• THE TASK: For each line in the data below that holds "ALKYL", return a copy.

Document page image records

::::::::

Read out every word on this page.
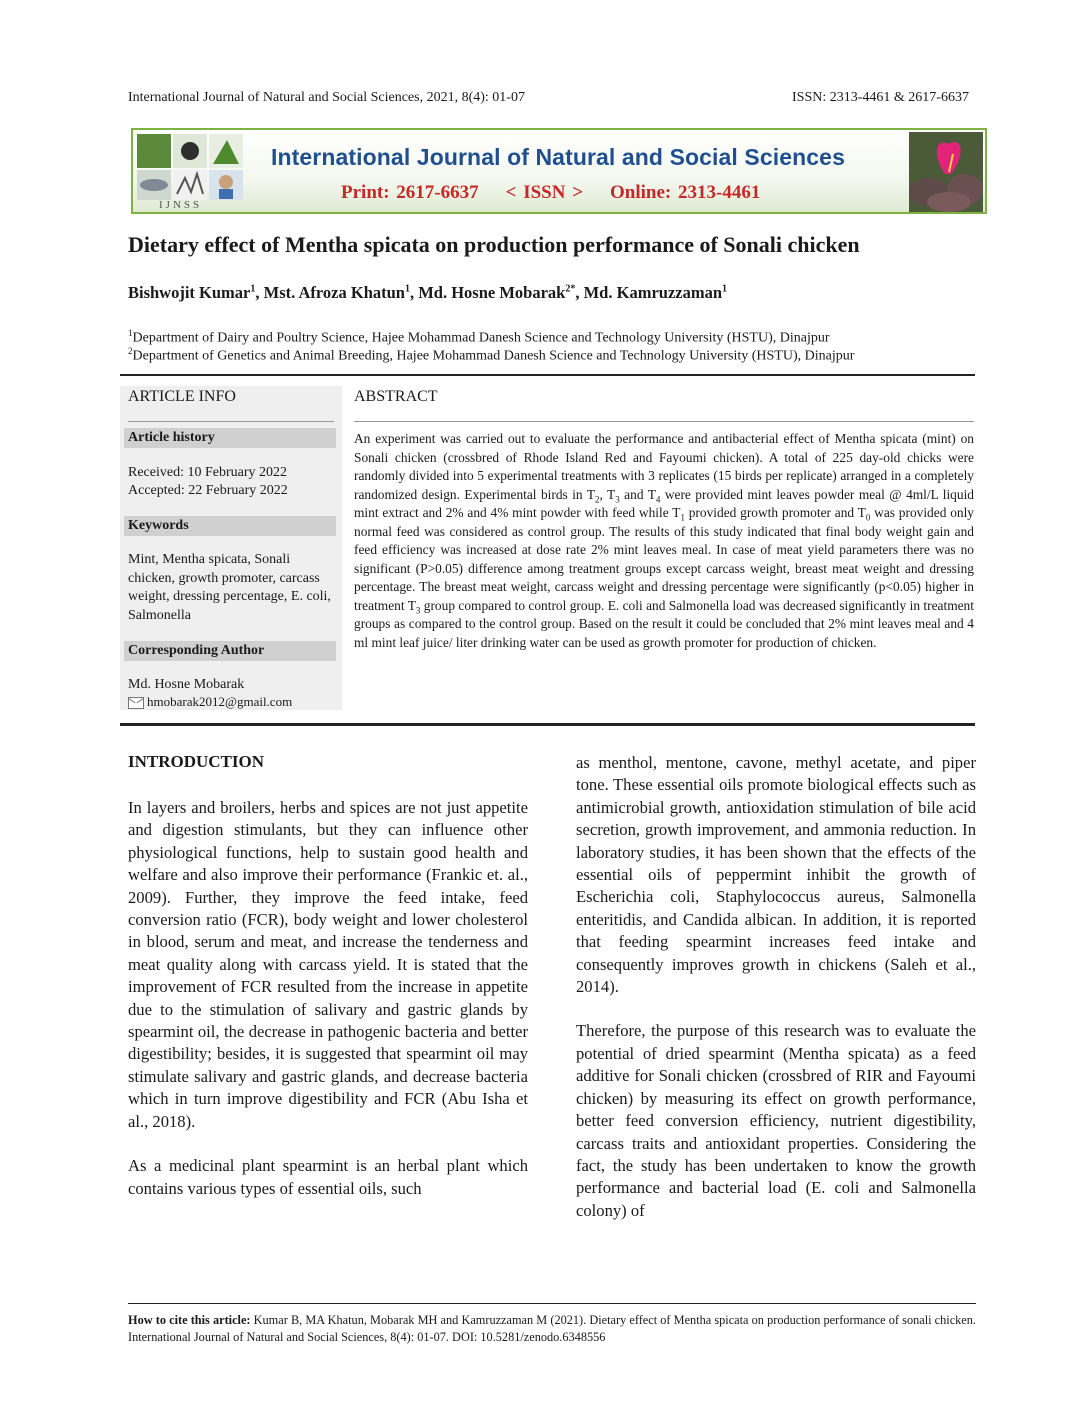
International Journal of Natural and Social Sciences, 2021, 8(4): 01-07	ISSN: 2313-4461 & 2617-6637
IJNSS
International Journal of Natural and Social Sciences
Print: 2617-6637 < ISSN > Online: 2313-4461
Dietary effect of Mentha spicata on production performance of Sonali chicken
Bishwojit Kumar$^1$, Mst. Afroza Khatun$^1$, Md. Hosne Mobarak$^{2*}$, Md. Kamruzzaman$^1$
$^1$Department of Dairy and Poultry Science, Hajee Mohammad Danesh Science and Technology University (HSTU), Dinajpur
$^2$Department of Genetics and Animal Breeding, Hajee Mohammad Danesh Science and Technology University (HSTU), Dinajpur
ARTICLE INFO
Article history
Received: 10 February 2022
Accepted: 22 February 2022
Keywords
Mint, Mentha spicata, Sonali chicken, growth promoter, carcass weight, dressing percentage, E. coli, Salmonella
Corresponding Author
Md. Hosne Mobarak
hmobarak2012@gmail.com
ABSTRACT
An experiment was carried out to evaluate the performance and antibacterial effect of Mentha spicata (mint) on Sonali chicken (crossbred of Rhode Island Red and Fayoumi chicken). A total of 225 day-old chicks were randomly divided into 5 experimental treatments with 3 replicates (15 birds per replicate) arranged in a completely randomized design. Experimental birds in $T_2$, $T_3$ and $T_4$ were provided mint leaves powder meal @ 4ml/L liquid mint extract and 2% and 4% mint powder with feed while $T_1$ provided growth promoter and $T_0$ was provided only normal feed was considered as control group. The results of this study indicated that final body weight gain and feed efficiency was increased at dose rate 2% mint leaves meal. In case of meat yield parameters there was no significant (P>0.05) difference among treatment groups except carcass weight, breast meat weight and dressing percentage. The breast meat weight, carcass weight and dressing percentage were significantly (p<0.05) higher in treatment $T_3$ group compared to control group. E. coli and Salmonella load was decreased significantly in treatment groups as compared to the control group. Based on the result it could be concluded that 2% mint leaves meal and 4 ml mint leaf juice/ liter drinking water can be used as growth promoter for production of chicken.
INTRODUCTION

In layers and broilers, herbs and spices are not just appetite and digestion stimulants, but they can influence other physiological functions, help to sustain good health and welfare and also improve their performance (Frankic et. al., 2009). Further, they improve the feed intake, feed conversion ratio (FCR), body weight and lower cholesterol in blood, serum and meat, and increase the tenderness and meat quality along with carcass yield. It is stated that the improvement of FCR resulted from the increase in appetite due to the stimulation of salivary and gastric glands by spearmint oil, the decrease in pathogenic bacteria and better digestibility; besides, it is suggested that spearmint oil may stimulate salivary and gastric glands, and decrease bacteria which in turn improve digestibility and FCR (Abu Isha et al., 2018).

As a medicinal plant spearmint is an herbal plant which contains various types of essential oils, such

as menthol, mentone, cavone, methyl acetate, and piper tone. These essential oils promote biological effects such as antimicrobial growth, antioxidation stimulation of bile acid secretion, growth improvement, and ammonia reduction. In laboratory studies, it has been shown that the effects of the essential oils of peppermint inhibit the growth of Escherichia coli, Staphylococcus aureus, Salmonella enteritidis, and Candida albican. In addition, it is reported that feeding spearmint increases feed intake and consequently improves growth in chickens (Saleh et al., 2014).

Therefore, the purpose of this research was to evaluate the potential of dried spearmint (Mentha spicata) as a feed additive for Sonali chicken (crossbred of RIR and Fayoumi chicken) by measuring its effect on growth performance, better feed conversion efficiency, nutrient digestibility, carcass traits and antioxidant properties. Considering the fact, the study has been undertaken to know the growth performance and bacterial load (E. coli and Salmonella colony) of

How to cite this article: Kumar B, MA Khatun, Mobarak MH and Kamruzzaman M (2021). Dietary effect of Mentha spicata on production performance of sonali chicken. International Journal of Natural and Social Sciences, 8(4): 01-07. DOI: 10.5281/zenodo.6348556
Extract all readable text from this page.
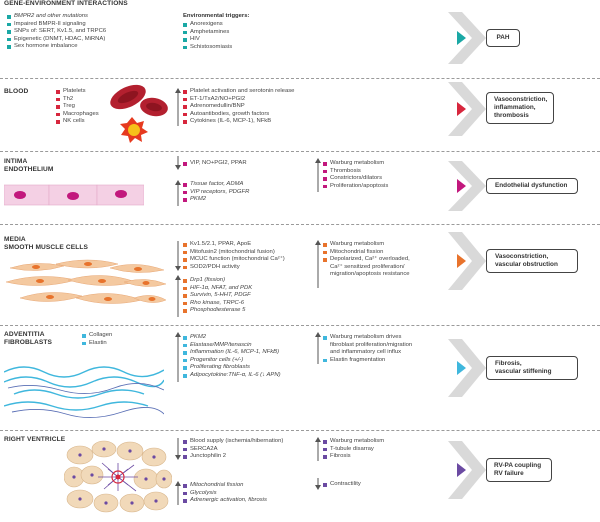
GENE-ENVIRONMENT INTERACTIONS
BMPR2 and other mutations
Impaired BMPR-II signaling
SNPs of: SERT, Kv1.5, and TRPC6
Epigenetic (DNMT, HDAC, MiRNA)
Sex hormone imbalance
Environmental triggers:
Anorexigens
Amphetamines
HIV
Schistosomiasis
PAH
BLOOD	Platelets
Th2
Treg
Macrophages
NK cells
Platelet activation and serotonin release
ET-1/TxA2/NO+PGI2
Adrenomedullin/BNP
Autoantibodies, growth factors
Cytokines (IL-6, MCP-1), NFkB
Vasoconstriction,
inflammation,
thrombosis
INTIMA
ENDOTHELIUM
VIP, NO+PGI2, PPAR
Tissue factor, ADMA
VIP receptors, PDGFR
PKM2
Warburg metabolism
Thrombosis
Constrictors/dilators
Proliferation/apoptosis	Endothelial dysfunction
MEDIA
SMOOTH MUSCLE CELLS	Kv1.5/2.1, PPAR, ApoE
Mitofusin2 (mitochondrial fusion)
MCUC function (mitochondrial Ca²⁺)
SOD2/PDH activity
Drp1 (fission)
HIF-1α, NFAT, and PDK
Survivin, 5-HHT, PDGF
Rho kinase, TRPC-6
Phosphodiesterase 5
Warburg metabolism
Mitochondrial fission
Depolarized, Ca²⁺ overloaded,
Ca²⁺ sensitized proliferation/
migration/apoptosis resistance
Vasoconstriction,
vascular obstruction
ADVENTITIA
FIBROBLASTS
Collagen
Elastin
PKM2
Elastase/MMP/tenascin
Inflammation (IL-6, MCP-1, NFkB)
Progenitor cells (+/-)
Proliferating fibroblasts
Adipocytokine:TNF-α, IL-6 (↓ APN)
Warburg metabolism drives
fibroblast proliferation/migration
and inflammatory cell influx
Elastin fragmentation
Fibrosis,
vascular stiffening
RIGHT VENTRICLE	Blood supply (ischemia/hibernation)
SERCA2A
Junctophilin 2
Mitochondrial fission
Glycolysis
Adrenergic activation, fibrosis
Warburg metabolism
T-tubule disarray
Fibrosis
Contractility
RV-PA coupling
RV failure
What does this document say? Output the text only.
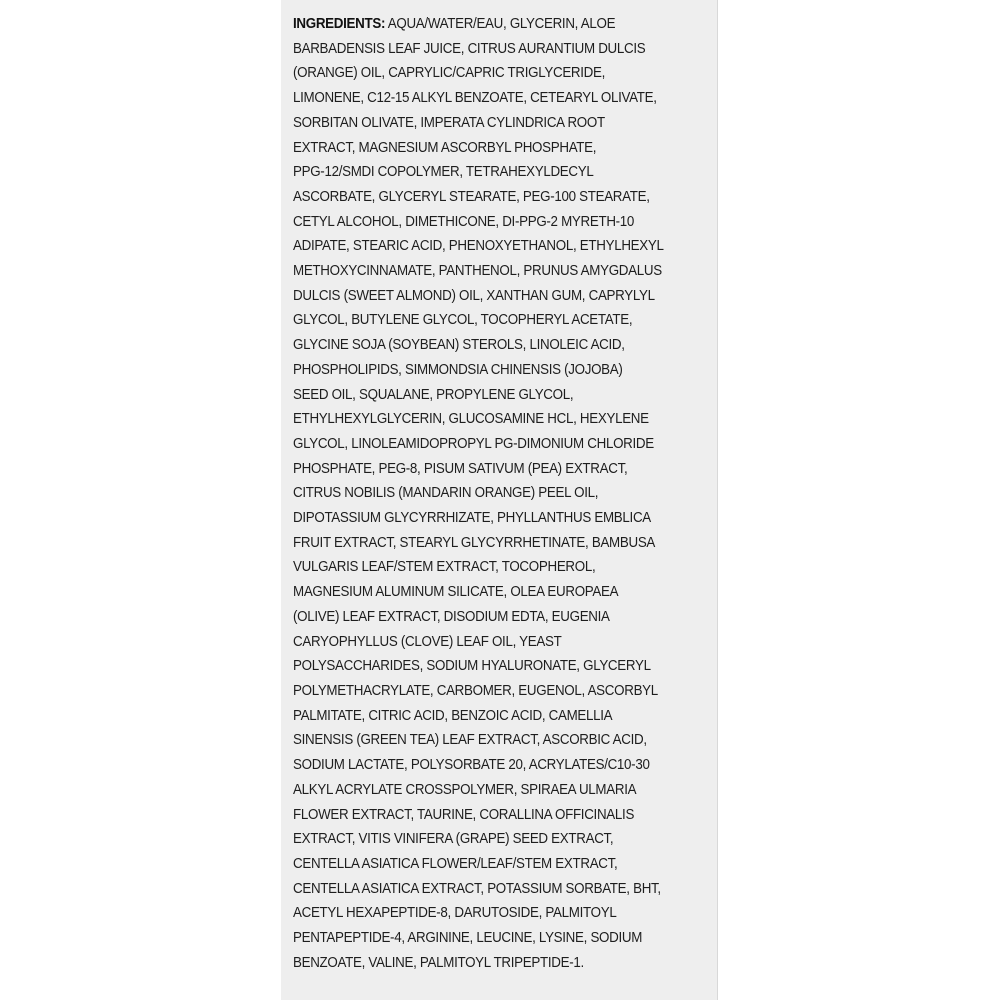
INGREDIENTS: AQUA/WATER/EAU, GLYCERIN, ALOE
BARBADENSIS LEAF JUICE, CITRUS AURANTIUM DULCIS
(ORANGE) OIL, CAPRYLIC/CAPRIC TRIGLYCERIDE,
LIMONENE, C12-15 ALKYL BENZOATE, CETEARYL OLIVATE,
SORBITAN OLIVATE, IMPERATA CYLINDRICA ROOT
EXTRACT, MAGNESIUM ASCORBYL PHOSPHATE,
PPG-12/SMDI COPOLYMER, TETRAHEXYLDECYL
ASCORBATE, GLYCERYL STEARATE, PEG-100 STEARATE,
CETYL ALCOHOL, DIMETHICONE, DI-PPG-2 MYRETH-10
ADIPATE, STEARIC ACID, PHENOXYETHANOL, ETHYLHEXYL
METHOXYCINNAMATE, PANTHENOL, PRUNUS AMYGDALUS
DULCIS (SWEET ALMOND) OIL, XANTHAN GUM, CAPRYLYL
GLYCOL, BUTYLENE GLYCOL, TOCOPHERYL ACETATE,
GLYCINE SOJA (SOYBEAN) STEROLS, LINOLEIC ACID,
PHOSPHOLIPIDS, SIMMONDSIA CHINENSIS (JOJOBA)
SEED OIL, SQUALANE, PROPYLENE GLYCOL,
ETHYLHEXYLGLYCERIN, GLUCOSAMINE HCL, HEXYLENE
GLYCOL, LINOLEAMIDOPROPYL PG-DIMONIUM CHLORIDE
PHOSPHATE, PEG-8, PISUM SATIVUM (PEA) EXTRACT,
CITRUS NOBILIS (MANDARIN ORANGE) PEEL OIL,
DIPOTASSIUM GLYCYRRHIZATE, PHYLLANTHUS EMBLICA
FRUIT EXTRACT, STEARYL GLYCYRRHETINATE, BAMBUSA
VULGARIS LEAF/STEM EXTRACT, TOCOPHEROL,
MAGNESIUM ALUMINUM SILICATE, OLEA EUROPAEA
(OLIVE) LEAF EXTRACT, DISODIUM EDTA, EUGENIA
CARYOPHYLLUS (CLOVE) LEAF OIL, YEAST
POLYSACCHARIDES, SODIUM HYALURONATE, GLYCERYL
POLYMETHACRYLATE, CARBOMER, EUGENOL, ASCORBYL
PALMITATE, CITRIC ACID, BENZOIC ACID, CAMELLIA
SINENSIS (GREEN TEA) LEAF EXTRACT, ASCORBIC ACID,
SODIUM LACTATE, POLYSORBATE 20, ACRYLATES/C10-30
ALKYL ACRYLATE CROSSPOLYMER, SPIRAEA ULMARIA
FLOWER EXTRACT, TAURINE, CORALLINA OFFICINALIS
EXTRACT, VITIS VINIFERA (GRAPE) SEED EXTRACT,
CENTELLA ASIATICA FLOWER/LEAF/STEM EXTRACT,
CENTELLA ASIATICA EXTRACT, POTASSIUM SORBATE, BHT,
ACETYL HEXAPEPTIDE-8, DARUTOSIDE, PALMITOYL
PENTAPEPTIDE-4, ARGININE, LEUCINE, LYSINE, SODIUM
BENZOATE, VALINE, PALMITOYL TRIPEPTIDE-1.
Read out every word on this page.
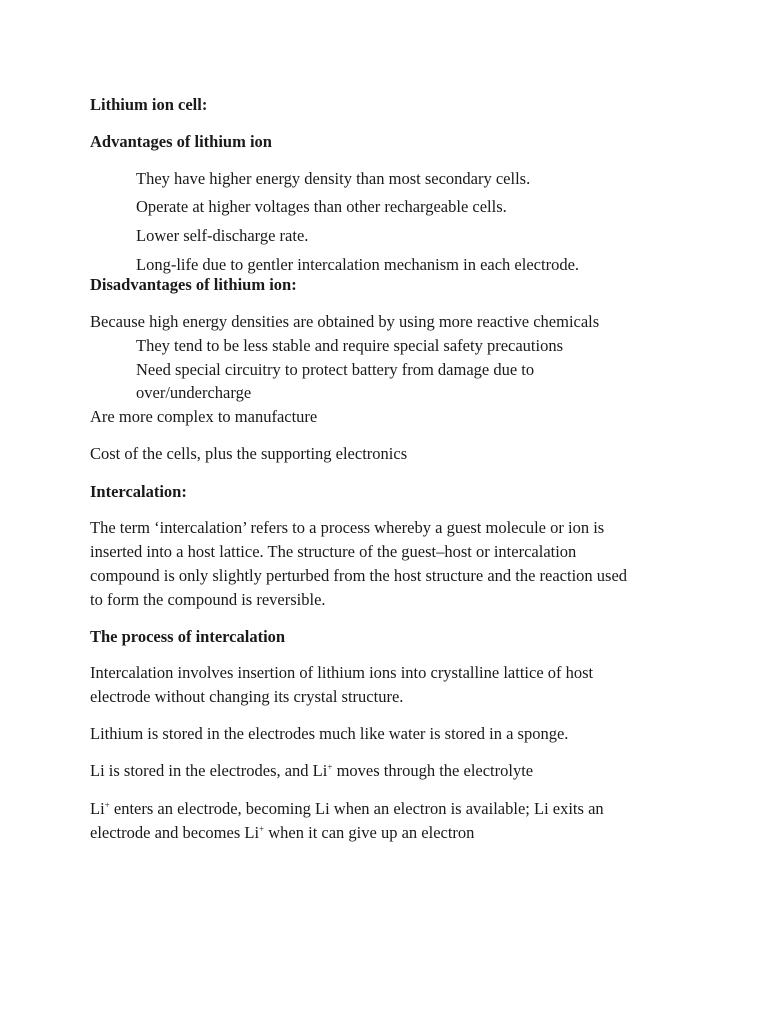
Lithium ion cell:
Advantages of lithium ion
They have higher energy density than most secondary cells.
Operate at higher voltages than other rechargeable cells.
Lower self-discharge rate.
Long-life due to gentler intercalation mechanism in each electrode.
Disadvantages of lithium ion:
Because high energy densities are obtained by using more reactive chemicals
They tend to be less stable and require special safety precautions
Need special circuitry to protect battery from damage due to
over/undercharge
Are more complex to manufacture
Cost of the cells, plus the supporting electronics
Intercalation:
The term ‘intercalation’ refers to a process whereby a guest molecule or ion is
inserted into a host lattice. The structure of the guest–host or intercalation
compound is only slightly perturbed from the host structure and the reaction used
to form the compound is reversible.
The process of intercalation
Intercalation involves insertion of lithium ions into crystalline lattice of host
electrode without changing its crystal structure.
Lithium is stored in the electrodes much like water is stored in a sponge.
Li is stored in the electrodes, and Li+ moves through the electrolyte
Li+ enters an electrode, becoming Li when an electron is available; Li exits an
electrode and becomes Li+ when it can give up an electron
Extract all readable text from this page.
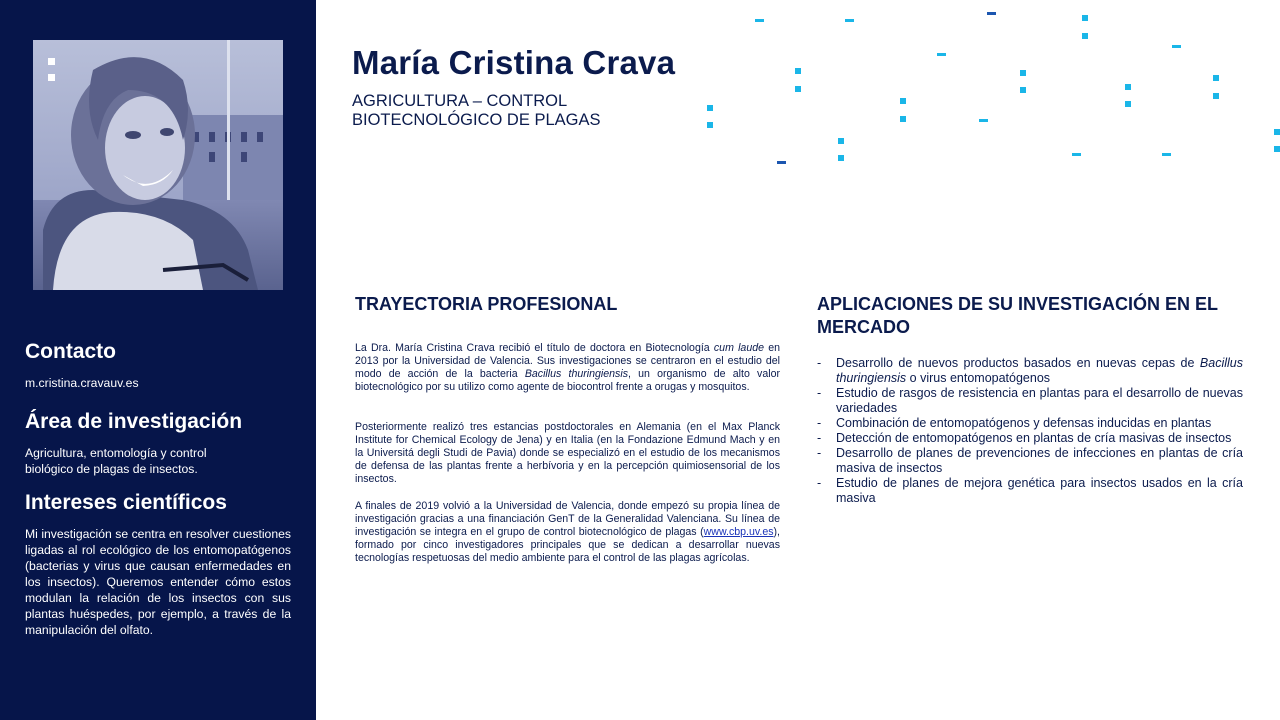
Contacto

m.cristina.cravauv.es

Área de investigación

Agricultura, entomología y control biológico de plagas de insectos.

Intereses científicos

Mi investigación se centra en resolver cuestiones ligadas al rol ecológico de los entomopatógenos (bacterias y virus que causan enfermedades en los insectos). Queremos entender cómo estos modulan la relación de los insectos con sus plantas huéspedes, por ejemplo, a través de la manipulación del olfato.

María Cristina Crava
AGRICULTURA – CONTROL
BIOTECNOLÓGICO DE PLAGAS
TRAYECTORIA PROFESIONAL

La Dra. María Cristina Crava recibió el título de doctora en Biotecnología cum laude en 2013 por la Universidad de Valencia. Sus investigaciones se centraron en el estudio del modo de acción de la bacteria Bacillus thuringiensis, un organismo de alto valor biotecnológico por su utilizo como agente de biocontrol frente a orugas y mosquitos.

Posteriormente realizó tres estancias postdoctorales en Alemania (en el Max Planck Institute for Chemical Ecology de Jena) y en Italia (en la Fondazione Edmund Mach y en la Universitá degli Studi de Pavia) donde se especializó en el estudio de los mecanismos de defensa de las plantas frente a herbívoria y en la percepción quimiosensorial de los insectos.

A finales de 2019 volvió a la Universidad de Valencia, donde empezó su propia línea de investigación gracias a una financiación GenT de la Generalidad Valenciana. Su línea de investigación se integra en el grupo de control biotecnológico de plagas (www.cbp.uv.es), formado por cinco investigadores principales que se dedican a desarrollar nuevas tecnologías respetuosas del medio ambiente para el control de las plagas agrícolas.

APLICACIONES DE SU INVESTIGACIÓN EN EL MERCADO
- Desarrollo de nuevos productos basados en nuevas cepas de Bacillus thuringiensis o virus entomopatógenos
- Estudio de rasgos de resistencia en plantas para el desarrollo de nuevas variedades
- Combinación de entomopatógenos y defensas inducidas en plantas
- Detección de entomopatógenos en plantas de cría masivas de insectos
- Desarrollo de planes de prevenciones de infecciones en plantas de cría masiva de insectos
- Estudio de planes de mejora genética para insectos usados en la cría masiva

::::::::

• EXERCISE OUTPUT:
LIMONENE, C12-15 ALKYL BENZOATE, CETEARYL OLIVATE,
ALKYL ACRYLATE CROSSPOLYMER, SPIRAEA ULMARIA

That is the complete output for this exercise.